> [STATED PROBLEM] Compile every line that includes the word "相交于点".

> [DATA]
-- START --
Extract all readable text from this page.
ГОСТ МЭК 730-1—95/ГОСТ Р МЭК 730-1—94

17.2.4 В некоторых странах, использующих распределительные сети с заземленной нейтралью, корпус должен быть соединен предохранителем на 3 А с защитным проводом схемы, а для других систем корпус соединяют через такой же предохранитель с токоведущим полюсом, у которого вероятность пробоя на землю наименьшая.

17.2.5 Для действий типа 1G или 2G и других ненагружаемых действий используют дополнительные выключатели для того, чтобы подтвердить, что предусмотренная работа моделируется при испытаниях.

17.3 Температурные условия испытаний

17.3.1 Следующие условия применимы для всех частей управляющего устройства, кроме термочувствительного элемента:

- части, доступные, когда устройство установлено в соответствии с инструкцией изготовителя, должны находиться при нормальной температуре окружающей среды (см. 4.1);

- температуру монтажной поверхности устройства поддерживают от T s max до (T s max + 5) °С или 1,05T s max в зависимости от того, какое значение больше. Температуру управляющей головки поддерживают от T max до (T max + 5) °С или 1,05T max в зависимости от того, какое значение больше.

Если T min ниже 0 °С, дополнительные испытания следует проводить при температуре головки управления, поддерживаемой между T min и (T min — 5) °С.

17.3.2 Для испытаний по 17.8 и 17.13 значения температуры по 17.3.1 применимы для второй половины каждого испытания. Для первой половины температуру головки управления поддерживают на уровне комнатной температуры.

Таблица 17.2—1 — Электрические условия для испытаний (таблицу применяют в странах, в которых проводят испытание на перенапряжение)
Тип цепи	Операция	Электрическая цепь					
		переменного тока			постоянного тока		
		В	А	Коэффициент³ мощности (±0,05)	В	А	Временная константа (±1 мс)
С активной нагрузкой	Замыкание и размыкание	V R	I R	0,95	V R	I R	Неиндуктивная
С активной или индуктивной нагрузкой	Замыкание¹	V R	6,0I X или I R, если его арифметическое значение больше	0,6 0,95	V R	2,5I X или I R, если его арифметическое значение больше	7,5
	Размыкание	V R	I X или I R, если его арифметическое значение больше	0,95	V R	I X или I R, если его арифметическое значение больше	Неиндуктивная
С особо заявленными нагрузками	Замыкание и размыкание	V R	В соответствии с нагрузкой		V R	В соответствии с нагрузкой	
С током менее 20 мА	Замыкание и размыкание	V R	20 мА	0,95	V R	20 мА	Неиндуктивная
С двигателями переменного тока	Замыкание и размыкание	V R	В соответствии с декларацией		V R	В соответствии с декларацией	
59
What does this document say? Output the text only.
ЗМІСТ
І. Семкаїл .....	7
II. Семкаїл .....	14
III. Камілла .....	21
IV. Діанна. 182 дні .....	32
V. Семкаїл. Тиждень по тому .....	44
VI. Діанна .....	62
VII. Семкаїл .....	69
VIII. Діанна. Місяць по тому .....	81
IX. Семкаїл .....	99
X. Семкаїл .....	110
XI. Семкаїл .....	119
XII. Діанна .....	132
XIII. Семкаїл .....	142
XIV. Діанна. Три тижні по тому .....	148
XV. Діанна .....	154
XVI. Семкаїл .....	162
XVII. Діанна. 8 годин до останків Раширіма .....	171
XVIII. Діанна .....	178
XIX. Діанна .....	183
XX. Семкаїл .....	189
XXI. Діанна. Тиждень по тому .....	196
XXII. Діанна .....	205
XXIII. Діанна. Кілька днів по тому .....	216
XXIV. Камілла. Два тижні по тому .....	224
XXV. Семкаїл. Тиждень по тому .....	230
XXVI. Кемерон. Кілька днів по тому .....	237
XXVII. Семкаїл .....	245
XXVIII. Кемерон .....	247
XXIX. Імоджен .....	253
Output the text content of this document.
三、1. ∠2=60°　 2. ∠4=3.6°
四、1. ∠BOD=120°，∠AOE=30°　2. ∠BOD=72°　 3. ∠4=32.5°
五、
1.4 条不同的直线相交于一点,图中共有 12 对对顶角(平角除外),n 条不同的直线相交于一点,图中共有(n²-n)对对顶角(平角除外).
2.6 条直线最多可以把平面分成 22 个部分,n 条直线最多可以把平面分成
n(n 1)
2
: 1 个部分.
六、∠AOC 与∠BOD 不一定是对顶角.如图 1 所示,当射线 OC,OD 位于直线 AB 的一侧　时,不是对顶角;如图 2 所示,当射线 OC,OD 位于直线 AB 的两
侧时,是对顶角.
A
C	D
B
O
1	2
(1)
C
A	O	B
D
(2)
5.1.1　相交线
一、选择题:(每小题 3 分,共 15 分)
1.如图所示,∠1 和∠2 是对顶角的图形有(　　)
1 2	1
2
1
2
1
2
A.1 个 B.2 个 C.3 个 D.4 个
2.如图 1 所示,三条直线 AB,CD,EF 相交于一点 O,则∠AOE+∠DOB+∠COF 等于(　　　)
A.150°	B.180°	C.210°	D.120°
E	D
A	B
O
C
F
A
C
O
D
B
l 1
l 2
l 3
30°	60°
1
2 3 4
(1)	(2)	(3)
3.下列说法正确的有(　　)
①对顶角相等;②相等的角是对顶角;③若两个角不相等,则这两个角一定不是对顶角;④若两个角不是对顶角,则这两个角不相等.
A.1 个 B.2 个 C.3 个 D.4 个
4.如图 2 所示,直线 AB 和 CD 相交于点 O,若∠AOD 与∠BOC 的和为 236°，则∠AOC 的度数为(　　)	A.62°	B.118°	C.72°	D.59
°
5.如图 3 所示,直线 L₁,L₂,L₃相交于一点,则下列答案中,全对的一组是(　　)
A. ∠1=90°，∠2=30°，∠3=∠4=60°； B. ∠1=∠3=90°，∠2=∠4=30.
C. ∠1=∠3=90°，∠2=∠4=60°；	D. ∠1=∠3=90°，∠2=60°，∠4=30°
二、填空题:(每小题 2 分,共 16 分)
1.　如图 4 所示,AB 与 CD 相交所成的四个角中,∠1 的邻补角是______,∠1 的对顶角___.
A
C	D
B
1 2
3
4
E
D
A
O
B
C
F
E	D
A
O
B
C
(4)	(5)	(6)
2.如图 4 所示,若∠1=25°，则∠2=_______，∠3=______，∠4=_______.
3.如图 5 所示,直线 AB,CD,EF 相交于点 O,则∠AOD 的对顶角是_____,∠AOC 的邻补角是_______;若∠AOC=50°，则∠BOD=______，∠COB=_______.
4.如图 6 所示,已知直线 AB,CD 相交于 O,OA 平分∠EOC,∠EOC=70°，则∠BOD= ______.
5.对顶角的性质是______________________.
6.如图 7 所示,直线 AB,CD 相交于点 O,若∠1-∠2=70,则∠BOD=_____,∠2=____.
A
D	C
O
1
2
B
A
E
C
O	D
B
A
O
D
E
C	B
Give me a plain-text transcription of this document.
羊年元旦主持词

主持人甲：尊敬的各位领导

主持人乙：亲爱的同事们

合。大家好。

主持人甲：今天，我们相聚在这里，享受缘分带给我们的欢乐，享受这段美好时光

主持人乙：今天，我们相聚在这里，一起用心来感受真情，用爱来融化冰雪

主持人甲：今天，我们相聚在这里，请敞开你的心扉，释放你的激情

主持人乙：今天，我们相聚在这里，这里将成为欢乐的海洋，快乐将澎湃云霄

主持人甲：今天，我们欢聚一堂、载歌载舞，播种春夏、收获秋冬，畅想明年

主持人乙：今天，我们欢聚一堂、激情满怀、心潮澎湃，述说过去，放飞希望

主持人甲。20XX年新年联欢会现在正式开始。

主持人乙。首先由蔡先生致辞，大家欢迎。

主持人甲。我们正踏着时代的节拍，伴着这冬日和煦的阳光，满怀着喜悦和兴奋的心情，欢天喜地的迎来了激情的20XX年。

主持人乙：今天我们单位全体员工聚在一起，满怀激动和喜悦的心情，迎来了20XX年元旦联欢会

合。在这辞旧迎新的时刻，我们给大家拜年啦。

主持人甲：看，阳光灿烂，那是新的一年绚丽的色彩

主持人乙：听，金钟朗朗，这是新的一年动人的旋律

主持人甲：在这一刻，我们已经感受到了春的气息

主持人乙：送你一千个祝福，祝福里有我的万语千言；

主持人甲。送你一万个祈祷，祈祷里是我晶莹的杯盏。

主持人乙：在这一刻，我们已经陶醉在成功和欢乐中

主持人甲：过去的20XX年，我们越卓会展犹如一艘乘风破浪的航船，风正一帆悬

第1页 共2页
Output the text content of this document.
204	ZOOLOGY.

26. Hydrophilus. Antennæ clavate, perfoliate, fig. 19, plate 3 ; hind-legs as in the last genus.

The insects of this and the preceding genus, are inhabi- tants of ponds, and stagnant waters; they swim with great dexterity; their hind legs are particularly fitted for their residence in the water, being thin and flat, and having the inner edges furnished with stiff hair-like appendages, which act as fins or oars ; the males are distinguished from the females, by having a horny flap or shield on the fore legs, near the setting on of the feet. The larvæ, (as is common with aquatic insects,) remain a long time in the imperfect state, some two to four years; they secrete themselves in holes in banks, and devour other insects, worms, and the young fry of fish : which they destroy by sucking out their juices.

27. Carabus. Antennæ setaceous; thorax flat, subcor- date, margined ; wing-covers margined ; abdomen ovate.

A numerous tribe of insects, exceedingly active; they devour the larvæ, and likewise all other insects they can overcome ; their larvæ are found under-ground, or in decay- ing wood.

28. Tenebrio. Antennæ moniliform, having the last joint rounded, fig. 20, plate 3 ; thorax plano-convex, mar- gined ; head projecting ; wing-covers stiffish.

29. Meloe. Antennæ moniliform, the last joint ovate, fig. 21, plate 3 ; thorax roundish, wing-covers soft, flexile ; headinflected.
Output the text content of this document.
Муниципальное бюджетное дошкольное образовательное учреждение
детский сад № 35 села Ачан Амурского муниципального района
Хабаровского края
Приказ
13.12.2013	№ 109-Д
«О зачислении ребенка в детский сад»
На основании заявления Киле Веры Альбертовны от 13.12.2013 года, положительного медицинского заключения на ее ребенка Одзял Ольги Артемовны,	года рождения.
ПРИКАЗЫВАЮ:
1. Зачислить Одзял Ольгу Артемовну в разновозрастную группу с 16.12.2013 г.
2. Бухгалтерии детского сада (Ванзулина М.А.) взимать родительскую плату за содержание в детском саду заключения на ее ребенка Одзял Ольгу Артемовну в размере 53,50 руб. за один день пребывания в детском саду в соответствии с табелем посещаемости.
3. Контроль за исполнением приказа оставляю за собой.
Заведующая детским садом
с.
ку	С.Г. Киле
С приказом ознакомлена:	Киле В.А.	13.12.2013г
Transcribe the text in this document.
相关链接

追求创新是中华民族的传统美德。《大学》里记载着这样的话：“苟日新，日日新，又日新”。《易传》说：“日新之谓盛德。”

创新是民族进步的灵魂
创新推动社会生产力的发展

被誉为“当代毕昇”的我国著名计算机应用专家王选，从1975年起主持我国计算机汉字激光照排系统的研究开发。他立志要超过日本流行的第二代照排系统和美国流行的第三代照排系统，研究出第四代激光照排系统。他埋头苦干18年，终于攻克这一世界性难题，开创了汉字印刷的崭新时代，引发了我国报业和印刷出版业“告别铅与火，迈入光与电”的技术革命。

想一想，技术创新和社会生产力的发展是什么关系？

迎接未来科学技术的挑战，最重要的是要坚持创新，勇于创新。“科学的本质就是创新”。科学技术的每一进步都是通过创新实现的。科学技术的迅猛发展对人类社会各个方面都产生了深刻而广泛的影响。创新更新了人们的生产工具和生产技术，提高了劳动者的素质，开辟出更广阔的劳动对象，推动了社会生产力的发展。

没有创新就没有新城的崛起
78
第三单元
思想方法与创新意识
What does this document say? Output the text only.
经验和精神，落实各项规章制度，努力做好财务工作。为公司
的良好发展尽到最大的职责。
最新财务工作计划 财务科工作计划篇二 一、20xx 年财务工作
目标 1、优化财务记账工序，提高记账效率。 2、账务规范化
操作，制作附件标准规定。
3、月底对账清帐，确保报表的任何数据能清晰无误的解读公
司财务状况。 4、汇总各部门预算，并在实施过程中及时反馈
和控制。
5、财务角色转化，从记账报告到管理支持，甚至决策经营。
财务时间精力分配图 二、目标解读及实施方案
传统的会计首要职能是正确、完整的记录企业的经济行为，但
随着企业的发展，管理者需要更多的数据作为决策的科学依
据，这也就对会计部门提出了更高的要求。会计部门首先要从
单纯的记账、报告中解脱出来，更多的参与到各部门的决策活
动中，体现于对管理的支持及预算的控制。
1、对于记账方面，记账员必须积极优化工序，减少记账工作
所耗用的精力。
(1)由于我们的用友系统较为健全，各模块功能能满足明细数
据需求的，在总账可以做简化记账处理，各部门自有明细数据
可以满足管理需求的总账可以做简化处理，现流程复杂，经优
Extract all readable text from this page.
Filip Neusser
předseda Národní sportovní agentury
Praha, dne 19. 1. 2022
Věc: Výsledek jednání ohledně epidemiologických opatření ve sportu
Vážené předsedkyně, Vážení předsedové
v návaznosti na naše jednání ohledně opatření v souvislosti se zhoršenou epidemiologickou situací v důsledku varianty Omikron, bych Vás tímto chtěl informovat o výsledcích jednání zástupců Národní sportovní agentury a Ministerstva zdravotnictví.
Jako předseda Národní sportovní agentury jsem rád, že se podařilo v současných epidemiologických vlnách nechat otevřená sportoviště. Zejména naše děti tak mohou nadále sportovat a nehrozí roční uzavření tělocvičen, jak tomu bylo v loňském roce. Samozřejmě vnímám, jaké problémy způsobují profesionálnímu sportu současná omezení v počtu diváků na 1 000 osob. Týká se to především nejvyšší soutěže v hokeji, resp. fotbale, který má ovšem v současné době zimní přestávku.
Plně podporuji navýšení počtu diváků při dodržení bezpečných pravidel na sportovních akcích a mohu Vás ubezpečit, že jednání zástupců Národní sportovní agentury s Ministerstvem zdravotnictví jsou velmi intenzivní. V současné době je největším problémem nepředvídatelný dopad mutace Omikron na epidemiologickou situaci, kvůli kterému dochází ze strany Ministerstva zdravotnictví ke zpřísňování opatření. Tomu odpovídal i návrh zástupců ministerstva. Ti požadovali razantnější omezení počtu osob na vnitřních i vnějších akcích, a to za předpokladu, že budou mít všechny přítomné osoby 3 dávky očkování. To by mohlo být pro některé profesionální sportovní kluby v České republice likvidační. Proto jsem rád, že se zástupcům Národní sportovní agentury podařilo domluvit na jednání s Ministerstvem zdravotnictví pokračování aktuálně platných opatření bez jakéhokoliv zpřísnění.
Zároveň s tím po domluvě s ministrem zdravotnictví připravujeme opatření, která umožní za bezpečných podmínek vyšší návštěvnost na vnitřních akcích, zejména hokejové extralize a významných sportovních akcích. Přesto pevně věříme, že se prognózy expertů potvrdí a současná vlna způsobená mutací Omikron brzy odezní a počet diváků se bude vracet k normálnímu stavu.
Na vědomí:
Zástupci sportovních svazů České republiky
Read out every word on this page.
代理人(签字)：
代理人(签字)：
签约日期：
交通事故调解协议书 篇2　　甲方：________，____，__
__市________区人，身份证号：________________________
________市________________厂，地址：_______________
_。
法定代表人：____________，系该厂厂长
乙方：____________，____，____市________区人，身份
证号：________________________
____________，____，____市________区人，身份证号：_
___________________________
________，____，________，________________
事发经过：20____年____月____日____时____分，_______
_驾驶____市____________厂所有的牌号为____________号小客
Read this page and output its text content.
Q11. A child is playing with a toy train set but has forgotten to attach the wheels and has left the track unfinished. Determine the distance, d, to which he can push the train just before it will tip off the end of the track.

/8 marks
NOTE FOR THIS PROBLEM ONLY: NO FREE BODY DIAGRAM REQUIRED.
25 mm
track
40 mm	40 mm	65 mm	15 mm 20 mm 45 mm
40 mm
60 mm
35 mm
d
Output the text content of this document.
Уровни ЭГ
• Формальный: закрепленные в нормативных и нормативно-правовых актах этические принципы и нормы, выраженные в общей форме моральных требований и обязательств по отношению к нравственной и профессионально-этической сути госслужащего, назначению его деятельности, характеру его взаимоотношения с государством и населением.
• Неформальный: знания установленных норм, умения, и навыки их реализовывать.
-- END --
> [THE RESPONSE]
4.如图 2 所示,直线 AB 和 CD 相交于点 O,若∠AOD 与∠BOC 的和为 236°，则∠AOC 的度数为(　　)	A.62°	B.118°	C.72°	D.59
3.如图 5 所示,直线 AB,CD,EF 相交于点 O,则∠AOD 的对顶角是_____,∠AOC 的邻补角是_______;若∠AOC=50°，则∠BOD=______，∠COB=_______.
6.如图 7 所示,直线 AB,CD 相交于点 O,若∠1-∠2=70,则∠BOD=_____,∠2=____.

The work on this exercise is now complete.